───── Data for this task

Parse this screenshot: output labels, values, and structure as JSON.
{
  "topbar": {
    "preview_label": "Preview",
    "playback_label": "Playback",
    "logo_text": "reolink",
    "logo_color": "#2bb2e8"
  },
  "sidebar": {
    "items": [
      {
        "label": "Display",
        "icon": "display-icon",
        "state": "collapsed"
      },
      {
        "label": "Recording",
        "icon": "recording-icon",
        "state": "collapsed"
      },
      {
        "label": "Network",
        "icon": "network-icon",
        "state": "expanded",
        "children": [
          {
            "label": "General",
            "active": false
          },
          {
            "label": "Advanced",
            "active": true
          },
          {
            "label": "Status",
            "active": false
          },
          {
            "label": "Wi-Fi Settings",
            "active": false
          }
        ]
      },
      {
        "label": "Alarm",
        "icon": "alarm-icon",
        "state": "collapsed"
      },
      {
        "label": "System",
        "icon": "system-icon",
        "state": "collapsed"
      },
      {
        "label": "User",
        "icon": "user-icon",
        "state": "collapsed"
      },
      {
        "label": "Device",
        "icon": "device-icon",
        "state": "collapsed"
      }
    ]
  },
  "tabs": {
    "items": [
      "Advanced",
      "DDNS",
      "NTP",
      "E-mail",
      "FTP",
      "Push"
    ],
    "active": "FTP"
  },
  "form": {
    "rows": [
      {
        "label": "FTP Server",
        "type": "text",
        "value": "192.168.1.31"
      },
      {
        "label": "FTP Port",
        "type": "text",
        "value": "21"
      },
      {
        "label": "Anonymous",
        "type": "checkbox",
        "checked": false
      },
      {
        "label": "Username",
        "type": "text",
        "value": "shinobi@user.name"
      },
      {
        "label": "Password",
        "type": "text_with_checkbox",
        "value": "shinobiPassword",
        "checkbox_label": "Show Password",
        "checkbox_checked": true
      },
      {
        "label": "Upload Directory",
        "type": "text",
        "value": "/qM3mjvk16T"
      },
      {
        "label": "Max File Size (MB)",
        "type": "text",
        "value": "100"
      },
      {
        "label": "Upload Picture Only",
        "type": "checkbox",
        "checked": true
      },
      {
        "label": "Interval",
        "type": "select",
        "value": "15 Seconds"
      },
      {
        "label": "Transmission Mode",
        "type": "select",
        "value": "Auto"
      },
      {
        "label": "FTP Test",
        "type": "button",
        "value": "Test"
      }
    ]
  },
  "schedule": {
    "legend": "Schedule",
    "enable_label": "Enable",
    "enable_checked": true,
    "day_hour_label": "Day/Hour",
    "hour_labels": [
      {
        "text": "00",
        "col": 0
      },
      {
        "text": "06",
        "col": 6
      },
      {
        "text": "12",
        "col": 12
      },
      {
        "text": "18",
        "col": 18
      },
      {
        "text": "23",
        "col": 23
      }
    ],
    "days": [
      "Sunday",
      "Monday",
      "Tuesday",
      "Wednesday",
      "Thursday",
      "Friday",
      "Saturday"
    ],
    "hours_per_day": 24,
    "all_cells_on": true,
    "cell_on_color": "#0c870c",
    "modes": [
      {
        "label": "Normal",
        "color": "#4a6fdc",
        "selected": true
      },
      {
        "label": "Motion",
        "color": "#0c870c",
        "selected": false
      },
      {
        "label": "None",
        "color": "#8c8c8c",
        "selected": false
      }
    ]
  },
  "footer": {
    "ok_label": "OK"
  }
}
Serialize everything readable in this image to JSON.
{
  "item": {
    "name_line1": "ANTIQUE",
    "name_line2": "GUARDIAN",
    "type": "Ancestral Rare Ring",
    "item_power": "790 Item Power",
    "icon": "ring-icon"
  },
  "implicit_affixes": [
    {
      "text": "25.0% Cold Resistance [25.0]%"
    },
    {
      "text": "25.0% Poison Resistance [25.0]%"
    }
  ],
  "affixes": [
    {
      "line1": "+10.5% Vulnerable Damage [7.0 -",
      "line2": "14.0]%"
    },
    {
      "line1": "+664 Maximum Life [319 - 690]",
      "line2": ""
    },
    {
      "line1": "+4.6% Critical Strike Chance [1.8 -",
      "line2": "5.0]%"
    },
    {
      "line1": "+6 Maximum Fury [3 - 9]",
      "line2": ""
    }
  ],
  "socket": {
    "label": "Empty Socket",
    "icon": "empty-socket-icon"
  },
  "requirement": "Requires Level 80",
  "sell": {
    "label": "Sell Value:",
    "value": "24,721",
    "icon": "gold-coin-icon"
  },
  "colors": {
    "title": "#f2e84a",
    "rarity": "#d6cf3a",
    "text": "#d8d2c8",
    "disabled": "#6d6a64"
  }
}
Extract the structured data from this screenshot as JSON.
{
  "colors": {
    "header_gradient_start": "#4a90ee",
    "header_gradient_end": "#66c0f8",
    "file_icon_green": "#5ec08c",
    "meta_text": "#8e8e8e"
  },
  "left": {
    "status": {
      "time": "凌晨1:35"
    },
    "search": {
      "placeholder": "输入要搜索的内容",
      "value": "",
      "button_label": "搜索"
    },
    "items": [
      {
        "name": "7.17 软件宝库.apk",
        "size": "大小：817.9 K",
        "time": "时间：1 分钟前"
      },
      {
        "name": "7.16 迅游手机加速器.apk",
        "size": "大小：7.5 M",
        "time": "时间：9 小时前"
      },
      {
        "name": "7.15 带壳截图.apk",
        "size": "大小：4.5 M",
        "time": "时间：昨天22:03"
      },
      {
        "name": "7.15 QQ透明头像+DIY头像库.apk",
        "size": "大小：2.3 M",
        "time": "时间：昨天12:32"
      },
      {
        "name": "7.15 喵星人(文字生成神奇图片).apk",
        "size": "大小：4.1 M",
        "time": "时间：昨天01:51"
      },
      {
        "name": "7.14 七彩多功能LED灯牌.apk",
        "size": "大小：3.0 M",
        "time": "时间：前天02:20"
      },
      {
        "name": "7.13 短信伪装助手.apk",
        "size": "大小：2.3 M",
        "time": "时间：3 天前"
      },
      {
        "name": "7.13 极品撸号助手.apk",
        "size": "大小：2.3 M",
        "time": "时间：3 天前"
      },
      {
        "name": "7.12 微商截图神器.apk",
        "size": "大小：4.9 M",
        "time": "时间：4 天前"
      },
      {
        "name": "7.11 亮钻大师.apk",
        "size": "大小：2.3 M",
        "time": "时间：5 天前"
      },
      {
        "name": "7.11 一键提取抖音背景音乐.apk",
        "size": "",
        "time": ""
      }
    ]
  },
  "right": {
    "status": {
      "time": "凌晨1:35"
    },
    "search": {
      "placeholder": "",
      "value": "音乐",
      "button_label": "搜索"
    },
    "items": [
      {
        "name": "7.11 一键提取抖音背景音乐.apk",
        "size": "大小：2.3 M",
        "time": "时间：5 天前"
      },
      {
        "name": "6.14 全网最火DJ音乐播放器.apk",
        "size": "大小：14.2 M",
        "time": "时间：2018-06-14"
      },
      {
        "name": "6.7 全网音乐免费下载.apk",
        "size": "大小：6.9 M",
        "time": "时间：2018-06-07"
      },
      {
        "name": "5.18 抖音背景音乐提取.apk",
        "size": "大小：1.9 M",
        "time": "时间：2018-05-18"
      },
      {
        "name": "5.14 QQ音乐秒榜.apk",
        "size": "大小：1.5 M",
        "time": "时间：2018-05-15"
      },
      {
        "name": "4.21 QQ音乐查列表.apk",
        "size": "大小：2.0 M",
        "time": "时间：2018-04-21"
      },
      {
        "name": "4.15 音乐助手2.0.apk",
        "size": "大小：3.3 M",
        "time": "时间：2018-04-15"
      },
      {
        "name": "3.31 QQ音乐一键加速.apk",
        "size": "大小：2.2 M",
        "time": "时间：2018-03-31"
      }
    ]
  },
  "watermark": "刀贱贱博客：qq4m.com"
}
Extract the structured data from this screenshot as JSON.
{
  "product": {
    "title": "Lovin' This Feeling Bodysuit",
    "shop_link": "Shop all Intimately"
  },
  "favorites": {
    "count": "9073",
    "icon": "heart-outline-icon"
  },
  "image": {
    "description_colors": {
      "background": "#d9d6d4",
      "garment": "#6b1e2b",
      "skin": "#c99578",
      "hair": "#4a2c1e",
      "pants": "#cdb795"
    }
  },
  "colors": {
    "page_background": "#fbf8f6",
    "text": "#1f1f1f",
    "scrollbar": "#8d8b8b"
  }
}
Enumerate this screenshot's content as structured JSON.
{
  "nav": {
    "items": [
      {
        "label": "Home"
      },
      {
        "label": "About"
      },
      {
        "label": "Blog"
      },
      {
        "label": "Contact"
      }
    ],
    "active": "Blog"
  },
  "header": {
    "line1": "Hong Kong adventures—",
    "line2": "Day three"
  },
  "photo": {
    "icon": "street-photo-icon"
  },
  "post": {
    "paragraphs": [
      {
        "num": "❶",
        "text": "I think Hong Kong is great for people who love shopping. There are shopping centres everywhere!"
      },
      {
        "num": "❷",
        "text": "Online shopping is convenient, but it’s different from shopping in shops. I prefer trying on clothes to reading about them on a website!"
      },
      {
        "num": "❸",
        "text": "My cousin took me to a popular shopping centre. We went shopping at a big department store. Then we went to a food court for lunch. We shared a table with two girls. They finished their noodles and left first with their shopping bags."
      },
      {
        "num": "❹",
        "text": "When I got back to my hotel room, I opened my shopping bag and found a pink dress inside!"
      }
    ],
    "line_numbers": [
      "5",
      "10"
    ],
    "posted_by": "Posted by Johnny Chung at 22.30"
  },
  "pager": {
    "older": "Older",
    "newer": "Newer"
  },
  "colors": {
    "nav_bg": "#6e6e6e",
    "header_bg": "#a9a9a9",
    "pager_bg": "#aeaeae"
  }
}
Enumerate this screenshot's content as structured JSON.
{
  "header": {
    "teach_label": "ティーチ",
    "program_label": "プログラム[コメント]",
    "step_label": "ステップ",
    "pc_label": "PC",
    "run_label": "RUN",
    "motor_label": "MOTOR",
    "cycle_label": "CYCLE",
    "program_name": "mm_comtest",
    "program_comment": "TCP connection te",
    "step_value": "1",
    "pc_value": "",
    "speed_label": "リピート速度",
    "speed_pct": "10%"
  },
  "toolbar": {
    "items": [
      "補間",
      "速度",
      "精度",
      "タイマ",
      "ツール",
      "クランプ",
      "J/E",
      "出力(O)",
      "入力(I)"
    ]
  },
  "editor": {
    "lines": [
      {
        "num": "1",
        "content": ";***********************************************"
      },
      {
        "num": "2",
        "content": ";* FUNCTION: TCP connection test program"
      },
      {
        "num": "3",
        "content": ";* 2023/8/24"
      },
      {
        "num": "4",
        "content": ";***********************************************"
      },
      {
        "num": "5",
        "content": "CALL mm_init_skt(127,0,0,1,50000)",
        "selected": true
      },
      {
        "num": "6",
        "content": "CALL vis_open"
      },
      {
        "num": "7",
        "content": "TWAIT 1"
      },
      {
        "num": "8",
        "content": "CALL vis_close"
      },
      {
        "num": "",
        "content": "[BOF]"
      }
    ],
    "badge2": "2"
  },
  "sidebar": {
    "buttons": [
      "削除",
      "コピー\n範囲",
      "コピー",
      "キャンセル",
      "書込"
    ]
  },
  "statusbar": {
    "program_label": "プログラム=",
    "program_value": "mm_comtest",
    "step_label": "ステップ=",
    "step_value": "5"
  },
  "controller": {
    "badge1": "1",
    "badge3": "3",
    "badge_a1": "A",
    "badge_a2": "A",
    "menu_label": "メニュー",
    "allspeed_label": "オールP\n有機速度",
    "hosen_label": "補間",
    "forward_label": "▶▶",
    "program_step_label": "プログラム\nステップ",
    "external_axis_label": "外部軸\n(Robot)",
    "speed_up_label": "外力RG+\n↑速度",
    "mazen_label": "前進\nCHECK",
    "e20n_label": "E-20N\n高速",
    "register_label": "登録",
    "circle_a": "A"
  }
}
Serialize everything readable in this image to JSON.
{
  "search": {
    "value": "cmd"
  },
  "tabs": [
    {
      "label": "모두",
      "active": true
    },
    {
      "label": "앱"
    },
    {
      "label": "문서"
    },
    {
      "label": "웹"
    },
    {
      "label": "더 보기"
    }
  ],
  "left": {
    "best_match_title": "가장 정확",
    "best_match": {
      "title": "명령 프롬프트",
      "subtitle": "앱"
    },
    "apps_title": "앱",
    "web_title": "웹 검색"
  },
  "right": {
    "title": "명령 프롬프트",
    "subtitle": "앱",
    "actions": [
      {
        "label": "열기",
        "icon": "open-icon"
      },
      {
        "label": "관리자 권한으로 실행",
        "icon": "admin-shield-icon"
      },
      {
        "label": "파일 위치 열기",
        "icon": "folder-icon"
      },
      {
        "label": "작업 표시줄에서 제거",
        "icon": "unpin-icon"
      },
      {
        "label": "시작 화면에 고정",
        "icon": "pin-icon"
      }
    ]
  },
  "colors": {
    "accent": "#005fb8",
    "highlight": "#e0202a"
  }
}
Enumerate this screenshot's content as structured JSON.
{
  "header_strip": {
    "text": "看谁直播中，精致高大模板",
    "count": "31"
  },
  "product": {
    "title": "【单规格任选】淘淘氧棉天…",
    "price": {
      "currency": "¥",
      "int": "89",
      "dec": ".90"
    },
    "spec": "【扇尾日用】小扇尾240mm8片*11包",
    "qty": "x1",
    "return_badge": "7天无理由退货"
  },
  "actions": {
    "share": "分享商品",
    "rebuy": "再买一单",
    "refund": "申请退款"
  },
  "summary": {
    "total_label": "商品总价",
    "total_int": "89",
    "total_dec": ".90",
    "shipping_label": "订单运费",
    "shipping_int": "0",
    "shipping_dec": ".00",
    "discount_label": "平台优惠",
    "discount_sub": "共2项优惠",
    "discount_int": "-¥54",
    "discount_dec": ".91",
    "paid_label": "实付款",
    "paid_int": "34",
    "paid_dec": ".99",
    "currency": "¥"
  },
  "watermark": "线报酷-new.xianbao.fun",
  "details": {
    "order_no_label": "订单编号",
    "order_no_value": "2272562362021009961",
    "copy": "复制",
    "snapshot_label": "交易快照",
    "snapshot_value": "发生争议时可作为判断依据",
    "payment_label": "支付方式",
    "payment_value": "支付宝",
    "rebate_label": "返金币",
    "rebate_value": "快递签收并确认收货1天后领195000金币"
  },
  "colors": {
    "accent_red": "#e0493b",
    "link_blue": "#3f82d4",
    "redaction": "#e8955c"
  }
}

──────────

**What the task asks**
Each line that has the word "true" should be copied.

**Output for this exercise**
            "active": true
        "checkbox_checked": true
        "checked": true
    "enable_checked": true,
    "all_cells_on": true,
        "selected": true
        "selected": true
      "active": true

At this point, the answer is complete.